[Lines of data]
▼

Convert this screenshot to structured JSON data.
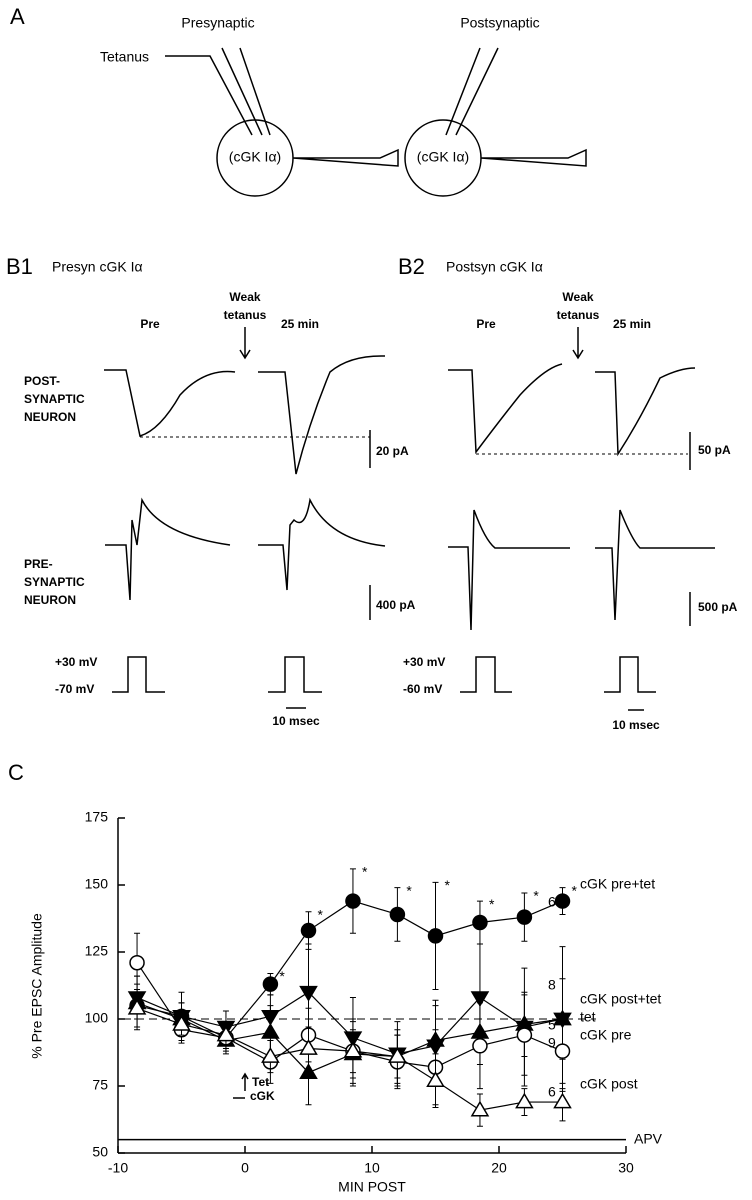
{
  "panel_a": {
    "label": "A",
    "presynaptic": "Presynaptic",
    "postsynaptic": "Postsynaptic",
    "tetanus": "Tetanus",
    "cell_1": "(cGK Iα)",
    "cell_2": "(cGK Iα)"
  },
  "panel_b": {
    "rows": {
      "post": [
        "POST-",
        "SYNAPTIC",
        "NEURON"
      ],
      "pre": [
        "PRE-",
        "SYNAPTIC",
        "NEURON"
      ]
    },
    "b1": {
      "label": "B1",
      "title": "Presyn cGK Iα",
      "before": "Pre",
      "stim": [
        "Weak",
        "tetanus"
      ],
      "after": "25 min",
      "post_scale": "20 pA",
      "pre_scale": "400 pA",
      "v_high": "+30 mV",
      "v_low": "-70 mV",
      "time_scale": "10 msec"
    },
    "b2": {
      "label": "B2",
      "title": "Postsyn cGK Iα",
      "before": "Pre",
      "stim": [
        "Weak",
        "tetanus"
      ],
      "after": "25 min",
      "post_scale": "50 pA",
      "pre_scale": "500 pA",
      "v_high": "+30 mV",
      "v_low": "-60 mV",
      "time_scale": "10 msec"
    }
  },
  "chart_data": {
    "type": "line",
    "panel_label": "C",
    "x_label": "MIN POST",
    "y_label": "% Pre EPSC Amplitude",
    "xlim": [
      -10,
      30
    ],
    "xticks": [
      -10,
      0,
      10,
      20,
      30
    ],
    "ylim": [
      50,
      175
    ],
    "yticks": [
      50,
      75,
      100,
      125,
      150,
      175
    ],
    "reference_line": 100,
    "apv_level": 55,
    "apv_label": "APV",
    "tet_label": "Tet",
    "cgk_label": "cGK",
    "x": [
      -8.5,
      -5,
      -1.5,
      2,
      5,
      8.5,
      12,
      15,
      18.5,
      22,
      25
    ],
    "series": [
      {
        "name": "cGK pre+tet",
        "n": "6",
        "marker": "circle",
        "filled": true,
        "values": [
          105,
          101,
          93,
          113,
          133,
          144,
          139,
          131,
          136,
          138,
          144
        ],
        "errors": [
          8,
          5,
          4,
          4,
          7,
          12,
          10,
          20,
          8,
          9,
          5
        ],
        "significance_marks": [
          null,
          null,
          null,
          "*",
          "*",
          "*",
          "*",
          "*",
          "*",
          "*",
          "*"
        ]
      },
      {
        "name": "cGK post+tet",
        "n": "8",
        "marker": "triangle-down",
        "filled": true,
        "values": [
          108,
          101,
          97,
          101,
          110,
          93,
          87,
          90,
          108,
          97,
          100
        ],
        "errors": [
          8,
          9,
          6,
          8,
          18,
          15,
          12,
          15,
          20,
          22,
          27
        ]
      },
      {
        "name": "tet",
        "n": "5",
        "marker": "triangle-up",
        "filled": true,
        "values": [
          106,
          100,
          92,
          95,
          80,
          87,
          86,
          92,
          95,
          98,
          100
        ],
        "errors": [
          10,
          6,
          5,
          10,
          12,
          12,
          10,
          15,
          12,
          12,
          15
        ]
      },
      {
        "name": "cGK pre",
        "n": "9",
        "marker": "circle",
        "filled": false,
        "values": [
          121,
          96,
          93,
          84,
          94,
          88,
          84,
          82,
          90,
          94,
          88
        ],
        "errors": [
          11,
          5,
          5,
          8,
          10,
          12,
          10,
          14,
          16,
          15,
          14
        ]
      },
      {
        "name": "cGK post",
        "n": "6",
        "marker": "triangle-up",
        "filled": false,
        "values": [
          104,
          98,
          94,
          86,
          89,
          88,
          86,
          77,
          66,
          69,
          69
        ],
        "errors": [
          7,
          4,
          4,
          6,
          8,
          8,
          8,
          10,
          6,
          5,
          7
        ]
      }
    ]
  }
}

▲

### TASK DESCRIPTION
Show every line from the entries above in which "name" appears.

### EXERCISE RESULT
        "name": "cGK pre+tet",
        "name": "cGK post+tet",
        "name": "tet",
        "name": "cGK pre",
        "name": "cGK post",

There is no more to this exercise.